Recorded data
=====
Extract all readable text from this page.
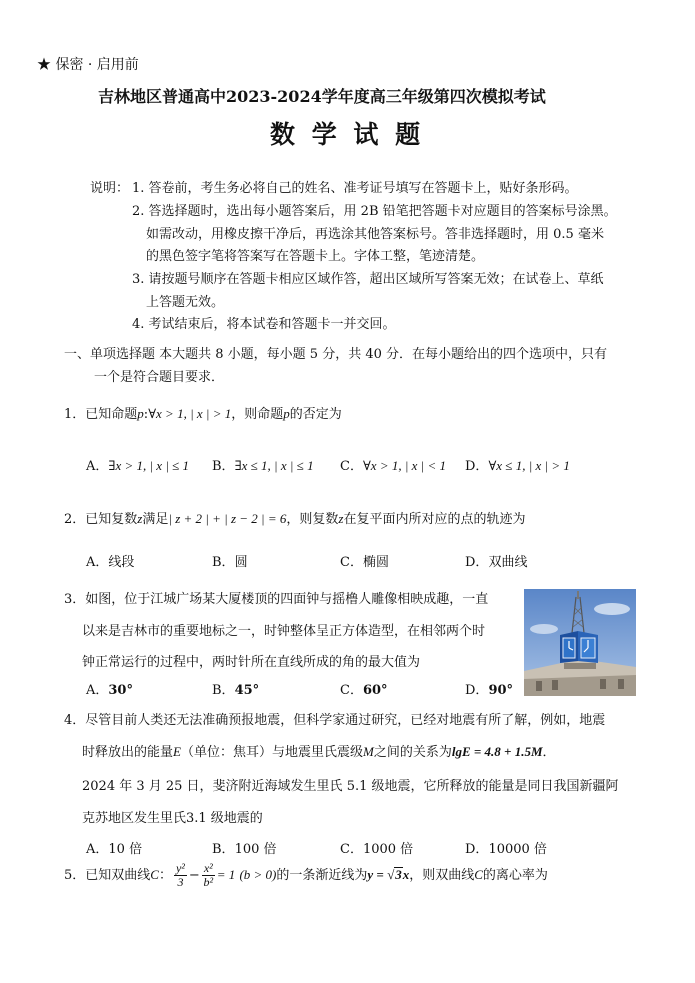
★ 保密 · 启用前
吉林地区普通高中2023-2024学年度高三年级第四次模拟考试
数 学 试 题
说明： 1. 答卷前，考生务必将自己的姓名、准考证号填写在答题卡上，贴好条形码。
2. 答选择题时，选出每小题答案后，用 2B 铅笔把答题卡对应题目的答案标号涂黑。
如需改动，用橡皮擦干净后，再选涂其他答案标号。答非选择题时，用 0.5 毫米
的黑色签字笔将答案写在答题卡上。字体工整，笔迹清楚。
3. 请按题号顺序在答题卡相应区域作答，超出区域所写答案无效；在试卷上、草纸
上答题无效。
4. 考试结束后，将本试卷和答题卡一并交回。
一、单项选择题 本大题共 8 小题，每小题 5 分，共 40 分．在每小题给出的四个选项中，只有
一个是符合题目要求．
1．已知命题p:∀x > 1, | x | > 1，则命题p的否定为
A．∃x > 1, | x | ≤ 1 B．∃x ≤ 1, | x | ≤ 1 C．∀x > 1, | x | < 1 D．∀x ≤ 1, | x | > 1
2．已知复数z满足| z + 2 | + | z − 2 | = 6，则复数z在复平面内所对应的点的轨迹为
A．线段	B．圆	C．椭圆	D．双曲线
3．如图，位于江城广场某大厦楼顶的四面钟与摇橹人雕像相映成趣，一直
以来是吉林市的重要地标之一，时钟整体呈正方体造型，在相邻两个时
钟正常运行的过程中，两时针所在直线所成的角的最大值为
A．30°	B．45°	C．60°	D．90°
4．尽管目前人类还无法准确预报地震，但科学家通过研究，已经对地震有所了解，例如，地震
时释放出的能量E（单位：焦耳）与地震里氏震级M之间的关系为lgE = 4.8 + 1.5M．
2024 年 3 月 25 日，斐济附近海域发生里氏 5.1 级地震，它所释放的能量是同日我国新疆阿
克苏地区发生里氏3.1 级地震的
A．10 倍	B．100 倍	C．1000 倍	D．10000 倍
5．已知双曲线C： $\frac{\text{y²}}{3} - \frac{\text{x²}}{\text{b²}} = 1$ (b > 0)的一条渐近线为y = √3x，则双曲线C的离心率为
=====
Verbatim reproduction of every record is required; images are left out.

▶ **Solution to the problem**:
Extract all readable text from this page.
★ 保密 · 启用前
吉林地区普通高中2023-2024学年度高三年级第四次模拟考试
数 学 试 题
说明： 1. 答卷前，考生务必将自己的姓名、准考证号填写在答题卡上，贴好条形码。
2. 答选择题时，选出每小题答案后，用 2B 铅笔把答题卡对应题目的答案标号涂黑。
如需改动，用橡皮擦干净后，再选涂其他答案标号。答非选择题时，用 0.5 毫米
的黑色签字笔将答案写在答题卡上。字体工整，笔迹清楚。
3. 请按题号顺序在答题卡相应区域作答，超出区域所写答案无效；在试卷上、草纸
上答题无效。
4. 考试结束后，将本试卷和答题卡一并交回。
一、单项选择题 本大题共 8 小题，每小题 5 分，共 40 分．在每小题给出的四个选项中，只有
一个是符合题目要求．
1．已知命题p:∀x > 1, | x | > 1，则命题p的否定为
A．∃x > 1, | x | ≤ 1 B．∃x ≤ 1, | x | ≤ 1 C．∀x > 1, | x | < 1 D．∀x ≤ 1, | x | > 1
2．已知复数z满足| z + 2 | + | z − 2 | = 6，则复数z在复平面内所对应的点的轨迹为
A．线段	B．圆	C．椭圆	D．双曲线
3．如图，位于江城广场某大厦楼顶的四面钟与摇橹人雕像相映成趣，一直
以来是吉林市的重要地标之一，时钟整体呈正方体造型，在相邻两个时
钟正常运行的过程中，两时针所在直线所成的角的最大值为
A．30°	B．45°	C．60°	D．90°
4．尽管目前人类还无法准确预报地震，但科学家通过研究，已经对地震有所了解，例如，地震
时释放出的能量E（单位：焦耳）与地震里氏震级M之间的关系为lgE = 4.8 + 1.5M．
2024 年 3 月 25 日，斐济附近海域发生里氏 5.1 级地震，它所释放的能量是同日我国新疆阿
克苏地区发生里氏3.1 级地震的
A．10 倍	B．100 倍	C．1000 倍	D．10000 倍
5．已知双曲线C： $\frac{\text{y²}}{3} - \frac{\text{x²}}{\text{b²}} = 1$ (b > 0)的一条渐近线为y = √3x，则双曲线C的离心率为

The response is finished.